> [Short task]: Count every line below that contains "price", then state the total with no other output.

> [Provided data]:
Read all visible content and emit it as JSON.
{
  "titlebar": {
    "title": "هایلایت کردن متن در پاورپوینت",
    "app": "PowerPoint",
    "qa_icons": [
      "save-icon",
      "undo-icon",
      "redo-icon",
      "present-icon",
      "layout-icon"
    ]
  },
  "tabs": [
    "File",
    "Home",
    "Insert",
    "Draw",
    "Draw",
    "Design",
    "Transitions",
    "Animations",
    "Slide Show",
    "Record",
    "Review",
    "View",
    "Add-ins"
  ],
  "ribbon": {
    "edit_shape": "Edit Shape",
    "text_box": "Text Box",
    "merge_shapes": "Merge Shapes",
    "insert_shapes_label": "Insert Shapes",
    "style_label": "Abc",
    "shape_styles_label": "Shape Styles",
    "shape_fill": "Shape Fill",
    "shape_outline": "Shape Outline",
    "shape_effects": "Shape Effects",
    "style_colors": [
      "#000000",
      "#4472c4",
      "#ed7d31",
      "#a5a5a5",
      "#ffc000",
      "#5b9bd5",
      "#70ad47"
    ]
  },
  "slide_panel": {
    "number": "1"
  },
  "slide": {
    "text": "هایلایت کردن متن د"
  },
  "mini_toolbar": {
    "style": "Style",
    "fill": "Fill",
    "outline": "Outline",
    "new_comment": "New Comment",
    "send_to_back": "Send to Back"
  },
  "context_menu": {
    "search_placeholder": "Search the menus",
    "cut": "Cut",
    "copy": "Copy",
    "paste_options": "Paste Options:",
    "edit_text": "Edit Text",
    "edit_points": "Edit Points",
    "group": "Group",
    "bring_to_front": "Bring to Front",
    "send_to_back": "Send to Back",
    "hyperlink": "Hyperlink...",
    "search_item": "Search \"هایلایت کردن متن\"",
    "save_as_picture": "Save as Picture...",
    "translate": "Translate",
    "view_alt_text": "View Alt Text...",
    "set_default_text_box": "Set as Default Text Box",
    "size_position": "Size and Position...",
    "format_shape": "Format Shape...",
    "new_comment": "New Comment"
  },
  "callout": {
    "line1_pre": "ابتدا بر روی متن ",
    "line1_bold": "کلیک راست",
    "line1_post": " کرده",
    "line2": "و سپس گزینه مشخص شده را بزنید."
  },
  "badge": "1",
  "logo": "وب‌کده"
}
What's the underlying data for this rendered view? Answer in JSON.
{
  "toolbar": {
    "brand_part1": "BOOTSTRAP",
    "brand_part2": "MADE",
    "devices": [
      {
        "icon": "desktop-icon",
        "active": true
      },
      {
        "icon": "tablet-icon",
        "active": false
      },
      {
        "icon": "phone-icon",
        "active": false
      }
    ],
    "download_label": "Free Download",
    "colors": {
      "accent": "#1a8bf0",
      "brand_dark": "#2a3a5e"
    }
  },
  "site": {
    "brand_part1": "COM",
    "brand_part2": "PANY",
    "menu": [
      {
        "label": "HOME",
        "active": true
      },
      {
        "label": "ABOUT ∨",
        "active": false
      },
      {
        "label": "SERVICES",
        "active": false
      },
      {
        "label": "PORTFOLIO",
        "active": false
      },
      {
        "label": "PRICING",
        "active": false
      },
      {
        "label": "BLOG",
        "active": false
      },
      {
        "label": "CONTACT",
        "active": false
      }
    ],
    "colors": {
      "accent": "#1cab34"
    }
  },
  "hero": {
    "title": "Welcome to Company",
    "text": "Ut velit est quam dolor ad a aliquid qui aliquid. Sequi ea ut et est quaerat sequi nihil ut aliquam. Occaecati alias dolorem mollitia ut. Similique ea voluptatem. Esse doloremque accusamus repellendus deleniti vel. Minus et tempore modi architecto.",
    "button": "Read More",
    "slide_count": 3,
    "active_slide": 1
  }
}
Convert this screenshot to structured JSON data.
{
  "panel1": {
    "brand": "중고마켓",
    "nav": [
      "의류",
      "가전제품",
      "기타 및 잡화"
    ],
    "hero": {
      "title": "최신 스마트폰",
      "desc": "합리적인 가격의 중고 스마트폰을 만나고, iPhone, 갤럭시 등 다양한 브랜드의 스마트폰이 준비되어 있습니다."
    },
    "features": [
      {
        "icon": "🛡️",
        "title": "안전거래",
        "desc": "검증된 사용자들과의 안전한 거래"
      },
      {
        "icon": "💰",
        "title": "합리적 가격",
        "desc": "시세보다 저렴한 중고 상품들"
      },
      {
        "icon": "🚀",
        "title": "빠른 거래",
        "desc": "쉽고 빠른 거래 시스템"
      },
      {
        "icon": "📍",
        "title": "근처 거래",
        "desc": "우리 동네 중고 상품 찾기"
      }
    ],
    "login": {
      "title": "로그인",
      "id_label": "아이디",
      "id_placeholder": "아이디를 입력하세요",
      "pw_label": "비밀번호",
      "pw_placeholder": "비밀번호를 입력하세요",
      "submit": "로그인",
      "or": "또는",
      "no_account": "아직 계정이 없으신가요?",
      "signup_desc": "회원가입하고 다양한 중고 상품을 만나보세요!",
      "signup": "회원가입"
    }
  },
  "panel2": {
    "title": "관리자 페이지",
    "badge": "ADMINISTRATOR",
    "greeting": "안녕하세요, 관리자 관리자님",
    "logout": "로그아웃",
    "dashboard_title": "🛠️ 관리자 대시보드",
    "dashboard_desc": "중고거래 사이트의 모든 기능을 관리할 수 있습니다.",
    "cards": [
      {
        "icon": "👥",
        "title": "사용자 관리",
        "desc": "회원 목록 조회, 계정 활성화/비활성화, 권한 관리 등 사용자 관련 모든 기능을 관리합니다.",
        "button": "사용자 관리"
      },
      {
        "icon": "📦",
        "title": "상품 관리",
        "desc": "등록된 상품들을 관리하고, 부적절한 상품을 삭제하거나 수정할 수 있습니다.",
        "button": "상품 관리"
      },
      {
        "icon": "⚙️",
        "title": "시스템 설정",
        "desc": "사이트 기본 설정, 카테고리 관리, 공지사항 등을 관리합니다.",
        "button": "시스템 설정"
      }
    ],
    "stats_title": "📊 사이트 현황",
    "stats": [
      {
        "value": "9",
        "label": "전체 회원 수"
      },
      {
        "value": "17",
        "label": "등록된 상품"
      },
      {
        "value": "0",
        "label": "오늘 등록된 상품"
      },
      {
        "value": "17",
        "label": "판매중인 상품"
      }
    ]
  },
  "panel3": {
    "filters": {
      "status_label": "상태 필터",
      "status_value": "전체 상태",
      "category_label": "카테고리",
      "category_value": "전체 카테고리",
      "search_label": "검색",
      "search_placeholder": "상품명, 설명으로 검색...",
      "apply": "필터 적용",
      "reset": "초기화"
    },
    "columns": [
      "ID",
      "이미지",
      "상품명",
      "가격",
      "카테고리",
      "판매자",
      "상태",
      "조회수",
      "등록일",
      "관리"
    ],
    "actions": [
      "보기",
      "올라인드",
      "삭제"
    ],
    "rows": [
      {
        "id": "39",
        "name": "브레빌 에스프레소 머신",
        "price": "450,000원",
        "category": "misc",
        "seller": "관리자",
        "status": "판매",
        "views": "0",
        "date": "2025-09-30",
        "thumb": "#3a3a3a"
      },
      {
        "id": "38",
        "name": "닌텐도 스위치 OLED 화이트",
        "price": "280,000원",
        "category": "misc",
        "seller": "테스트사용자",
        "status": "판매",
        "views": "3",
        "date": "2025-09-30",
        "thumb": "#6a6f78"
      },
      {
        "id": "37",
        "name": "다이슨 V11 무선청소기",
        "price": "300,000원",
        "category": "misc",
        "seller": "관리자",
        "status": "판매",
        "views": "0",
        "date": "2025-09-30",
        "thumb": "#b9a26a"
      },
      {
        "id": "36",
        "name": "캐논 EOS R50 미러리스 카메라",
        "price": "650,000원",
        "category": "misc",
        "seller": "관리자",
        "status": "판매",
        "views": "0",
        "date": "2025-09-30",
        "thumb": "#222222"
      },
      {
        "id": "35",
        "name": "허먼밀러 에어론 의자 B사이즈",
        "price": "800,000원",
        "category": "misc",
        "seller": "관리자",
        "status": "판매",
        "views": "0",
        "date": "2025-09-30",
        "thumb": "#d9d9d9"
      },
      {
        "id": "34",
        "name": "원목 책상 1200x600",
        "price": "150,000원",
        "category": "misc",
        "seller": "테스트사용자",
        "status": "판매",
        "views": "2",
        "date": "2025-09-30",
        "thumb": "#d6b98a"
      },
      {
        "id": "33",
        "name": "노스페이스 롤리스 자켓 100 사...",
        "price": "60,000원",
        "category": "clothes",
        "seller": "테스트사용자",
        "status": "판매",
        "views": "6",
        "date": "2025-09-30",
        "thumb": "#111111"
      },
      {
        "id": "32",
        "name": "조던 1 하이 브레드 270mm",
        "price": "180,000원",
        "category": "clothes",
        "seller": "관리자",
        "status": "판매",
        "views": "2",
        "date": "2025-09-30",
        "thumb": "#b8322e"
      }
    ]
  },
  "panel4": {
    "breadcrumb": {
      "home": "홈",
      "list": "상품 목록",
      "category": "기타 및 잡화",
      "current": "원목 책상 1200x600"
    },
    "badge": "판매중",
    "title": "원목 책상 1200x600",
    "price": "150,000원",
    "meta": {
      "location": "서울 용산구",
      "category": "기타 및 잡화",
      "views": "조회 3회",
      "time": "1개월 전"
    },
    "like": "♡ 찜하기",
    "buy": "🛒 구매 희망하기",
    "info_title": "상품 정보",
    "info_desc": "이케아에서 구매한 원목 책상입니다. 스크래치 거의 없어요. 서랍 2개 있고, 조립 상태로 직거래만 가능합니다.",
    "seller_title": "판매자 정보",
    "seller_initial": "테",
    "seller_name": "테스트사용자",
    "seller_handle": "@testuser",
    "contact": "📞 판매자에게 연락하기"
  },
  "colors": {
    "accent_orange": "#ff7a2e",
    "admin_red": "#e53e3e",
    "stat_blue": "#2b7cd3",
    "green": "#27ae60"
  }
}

> [Solution]: 9